[Items from a figure collection]
-- -- --
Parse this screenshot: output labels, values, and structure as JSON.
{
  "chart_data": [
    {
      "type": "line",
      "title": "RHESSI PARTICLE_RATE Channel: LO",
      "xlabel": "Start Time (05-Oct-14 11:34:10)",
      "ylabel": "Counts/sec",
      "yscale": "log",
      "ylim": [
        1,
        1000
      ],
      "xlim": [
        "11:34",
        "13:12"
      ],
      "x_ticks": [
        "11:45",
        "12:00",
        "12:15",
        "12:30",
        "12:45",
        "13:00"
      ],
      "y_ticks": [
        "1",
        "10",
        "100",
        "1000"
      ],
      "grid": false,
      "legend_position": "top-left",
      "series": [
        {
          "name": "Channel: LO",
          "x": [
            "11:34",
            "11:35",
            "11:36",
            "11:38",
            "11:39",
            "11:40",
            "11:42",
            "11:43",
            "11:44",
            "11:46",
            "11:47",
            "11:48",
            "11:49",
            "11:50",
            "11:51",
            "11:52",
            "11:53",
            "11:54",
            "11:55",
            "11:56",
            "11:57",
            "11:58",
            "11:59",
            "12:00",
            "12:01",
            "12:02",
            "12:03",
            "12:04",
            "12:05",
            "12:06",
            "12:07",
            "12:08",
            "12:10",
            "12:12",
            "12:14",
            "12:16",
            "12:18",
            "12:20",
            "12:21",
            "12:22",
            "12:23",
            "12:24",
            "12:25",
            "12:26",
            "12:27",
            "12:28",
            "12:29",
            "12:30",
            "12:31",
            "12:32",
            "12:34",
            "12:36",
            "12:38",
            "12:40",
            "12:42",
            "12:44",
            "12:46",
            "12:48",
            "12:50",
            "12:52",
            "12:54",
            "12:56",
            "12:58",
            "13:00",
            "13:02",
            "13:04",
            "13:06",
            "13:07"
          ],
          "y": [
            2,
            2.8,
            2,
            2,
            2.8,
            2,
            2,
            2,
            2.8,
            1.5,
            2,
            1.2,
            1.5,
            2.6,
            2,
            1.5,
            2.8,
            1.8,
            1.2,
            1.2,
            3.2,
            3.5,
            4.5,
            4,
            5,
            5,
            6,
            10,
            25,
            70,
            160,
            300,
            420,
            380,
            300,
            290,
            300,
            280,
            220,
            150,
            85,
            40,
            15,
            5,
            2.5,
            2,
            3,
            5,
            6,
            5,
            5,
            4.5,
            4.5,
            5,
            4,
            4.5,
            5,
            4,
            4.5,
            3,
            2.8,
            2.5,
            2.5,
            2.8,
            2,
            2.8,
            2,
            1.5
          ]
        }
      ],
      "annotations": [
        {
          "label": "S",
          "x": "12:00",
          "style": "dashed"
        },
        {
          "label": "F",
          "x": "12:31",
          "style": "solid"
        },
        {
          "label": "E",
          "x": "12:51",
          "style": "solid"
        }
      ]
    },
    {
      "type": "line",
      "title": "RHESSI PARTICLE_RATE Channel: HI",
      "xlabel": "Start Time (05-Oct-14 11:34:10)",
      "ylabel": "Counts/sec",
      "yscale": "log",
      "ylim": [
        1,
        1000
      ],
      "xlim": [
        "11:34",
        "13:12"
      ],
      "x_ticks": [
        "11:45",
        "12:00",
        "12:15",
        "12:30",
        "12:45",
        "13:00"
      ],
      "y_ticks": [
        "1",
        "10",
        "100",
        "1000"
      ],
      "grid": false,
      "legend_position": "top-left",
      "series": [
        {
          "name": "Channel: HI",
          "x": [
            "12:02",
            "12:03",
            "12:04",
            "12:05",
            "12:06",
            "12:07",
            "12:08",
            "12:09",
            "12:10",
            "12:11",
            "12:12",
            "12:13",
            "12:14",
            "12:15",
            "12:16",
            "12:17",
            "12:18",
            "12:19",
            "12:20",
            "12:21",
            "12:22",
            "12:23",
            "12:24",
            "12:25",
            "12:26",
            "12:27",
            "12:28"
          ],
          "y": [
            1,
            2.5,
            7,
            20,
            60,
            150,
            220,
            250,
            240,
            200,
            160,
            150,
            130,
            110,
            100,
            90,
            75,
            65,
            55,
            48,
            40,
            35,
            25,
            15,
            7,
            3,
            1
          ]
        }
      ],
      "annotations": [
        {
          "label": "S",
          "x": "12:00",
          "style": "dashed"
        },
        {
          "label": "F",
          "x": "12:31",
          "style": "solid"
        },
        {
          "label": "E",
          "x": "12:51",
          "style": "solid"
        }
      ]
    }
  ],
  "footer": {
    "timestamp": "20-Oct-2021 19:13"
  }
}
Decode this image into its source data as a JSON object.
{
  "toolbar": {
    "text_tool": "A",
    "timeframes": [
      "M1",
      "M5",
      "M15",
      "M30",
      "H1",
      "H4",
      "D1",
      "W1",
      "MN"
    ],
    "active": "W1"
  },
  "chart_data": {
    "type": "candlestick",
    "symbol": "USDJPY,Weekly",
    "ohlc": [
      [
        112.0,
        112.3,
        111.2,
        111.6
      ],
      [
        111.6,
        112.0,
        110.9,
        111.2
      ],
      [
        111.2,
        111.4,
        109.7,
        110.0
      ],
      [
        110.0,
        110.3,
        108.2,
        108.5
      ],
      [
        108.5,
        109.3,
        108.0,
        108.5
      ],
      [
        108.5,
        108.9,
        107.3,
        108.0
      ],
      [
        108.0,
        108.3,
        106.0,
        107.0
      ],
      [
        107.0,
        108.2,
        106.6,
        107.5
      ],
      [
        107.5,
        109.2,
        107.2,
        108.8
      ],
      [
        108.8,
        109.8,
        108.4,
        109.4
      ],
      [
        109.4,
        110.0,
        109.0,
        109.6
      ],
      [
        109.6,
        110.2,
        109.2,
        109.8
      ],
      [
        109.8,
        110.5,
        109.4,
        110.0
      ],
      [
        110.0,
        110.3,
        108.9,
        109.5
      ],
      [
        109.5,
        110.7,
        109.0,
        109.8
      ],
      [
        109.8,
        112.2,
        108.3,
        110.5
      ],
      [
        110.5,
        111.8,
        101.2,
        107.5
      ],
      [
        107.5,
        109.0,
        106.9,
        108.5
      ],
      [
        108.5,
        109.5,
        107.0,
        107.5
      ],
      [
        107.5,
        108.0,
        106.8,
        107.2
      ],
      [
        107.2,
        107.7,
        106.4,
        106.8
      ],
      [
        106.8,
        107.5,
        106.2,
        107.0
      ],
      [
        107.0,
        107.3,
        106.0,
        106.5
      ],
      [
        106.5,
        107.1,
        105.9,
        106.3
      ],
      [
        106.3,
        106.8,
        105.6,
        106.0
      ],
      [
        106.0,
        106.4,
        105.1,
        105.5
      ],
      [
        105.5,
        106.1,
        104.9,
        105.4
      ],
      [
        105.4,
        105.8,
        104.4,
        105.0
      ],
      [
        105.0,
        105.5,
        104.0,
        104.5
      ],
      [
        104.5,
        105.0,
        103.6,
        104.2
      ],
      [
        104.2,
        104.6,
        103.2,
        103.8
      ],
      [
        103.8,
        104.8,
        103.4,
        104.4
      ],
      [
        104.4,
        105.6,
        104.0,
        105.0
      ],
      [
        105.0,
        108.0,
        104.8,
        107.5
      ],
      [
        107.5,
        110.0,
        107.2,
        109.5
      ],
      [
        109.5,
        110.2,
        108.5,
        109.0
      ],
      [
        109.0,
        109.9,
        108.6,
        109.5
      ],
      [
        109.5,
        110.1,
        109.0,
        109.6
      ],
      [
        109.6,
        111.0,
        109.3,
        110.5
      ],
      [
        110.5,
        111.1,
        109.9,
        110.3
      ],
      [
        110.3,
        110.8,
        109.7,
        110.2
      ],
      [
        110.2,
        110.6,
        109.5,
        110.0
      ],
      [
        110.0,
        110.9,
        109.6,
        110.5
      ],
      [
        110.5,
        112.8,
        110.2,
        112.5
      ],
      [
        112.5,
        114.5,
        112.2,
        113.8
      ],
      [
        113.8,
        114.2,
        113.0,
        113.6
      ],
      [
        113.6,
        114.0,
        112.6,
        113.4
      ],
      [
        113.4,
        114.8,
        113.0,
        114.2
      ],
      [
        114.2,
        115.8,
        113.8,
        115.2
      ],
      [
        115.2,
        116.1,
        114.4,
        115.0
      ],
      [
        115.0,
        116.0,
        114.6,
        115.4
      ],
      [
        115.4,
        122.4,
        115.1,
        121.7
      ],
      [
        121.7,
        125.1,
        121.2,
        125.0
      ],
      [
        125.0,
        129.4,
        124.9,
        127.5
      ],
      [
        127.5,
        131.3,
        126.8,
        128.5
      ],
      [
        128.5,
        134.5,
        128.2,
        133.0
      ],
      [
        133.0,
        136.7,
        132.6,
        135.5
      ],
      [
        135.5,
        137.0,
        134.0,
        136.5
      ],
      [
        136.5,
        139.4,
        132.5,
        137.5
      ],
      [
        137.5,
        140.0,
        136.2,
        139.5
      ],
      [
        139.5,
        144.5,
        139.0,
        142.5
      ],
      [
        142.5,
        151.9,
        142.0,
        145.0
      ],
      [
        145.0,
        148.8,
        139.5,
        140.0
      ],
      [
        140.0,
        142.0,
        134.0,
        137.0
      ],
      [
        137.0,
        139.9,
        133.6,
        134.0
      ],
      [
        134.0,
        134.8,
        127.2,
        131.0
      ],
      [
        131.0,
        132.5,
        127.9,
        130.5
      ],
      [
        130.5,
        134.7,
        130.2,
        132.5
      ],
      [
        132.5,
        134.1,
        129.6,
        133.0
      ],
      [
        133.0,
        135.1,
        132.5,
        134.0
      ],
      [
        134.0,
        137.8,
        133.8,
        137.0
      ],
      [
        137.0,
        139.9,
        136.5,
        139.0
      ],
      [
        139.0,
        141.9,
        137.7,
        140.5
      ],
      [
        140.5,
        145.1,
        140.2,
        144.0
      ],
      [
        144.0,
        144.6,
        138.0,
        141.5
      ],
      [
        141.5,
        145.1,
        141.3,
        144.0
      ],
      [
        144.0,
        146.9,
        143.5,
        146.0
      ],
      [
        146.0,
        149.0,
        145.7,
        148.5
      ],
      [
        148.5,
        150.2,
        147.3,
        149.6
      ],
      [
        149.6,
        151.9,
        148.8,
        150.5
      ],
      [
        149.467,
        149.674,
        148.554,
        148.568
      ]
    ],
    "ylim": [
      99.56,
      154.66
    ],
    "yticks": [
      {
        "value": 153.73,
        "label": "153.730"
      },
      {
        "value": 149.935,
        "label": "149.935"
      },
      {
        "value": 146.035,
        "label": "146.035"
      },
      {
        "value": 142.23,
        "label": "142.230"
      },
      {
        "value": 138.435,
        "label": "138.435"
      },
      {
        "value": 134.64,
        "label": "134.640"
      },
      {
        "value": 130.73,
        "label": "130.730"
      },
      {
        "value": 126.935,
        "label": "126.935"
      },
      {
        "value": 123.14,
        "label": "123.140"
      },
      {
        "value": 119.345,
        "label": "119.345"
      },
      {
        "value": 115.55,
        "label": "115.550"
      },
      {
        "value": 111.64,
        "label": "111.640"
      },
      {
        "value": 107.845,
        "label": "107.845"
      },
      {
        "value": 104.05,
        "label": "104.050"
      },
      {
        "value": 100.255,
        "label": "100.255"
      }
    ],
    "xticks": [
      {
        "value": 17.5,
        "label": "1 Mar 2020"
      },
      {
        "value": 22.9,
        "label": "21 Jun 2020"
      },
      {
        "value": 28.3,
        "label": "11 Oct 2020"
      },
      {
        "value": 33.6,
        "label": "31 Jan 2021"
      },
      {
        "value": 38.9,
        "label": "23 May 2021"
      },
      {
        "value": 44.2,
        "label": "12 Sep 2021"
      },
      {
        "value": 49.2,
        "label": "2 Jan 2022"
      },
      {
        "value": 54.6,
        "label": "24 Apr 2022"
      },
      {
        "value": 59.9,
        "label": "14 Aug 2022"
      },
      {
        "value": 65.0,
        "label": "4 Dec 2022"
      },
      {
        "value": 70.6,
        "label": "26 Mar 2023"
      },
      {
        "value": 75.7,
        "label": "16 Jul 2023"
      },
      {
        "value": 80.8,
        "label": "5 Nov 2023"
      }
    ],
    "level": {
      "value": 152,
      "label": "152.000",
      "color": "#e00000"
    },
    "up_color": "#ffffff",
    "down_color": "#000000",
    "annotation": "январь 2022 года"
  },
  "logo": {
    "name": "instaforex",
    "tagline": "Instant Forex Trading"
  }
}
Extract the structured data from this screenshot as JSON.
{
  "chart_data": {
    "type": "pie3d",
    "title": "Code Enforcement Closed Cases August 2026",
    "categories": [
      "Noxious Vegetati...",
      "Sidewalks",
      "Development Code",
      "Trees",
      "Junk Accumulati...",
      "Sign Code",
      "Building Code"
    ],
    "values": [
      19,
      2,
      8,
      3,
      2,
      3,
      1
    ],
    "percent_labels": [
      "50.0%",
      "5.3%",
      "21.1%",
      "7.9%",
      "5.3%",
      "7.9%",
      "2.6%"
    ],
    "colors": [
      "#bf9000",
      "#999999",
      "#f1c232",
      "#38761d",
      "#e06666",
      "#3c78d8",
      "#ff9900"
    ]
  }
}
-- -- --
* YOUR TASK: Give back, unchanged, every line from the one with "Extract the structured" to the end of the entries above.

* WRITTEN ANSWER:
Extract the structured data from this screenshot as JSON.
{
  "chart_data": {
    "type": "pie3d",
    "title": "Code Enforcement Closed Cases August 2026",
    "categories": [
      "Noxious Vegetati...",
      "Sidewalks",
      "Development Code",
      "Trees",
      "Junk Accumulati...",
      "Sign Code",
      "Building Code"
    ],
    "values": [
      19,
      2,
      8,
      3,
      2,
      3,
      1
    ],
    "percent_labels": [
      "50.0%",
      "5.3%",
      "21.1%",
      "7.9%",
      "5.3%",
      "7.9%",
      "2.6%"
    ],
    "colors": [
      "#bf9000",
      "#999999",
      "#f1c232",
      "#38761d",
      "#e06666",
      "#3c78d8",
      "#ff9900"
    ]
  }
}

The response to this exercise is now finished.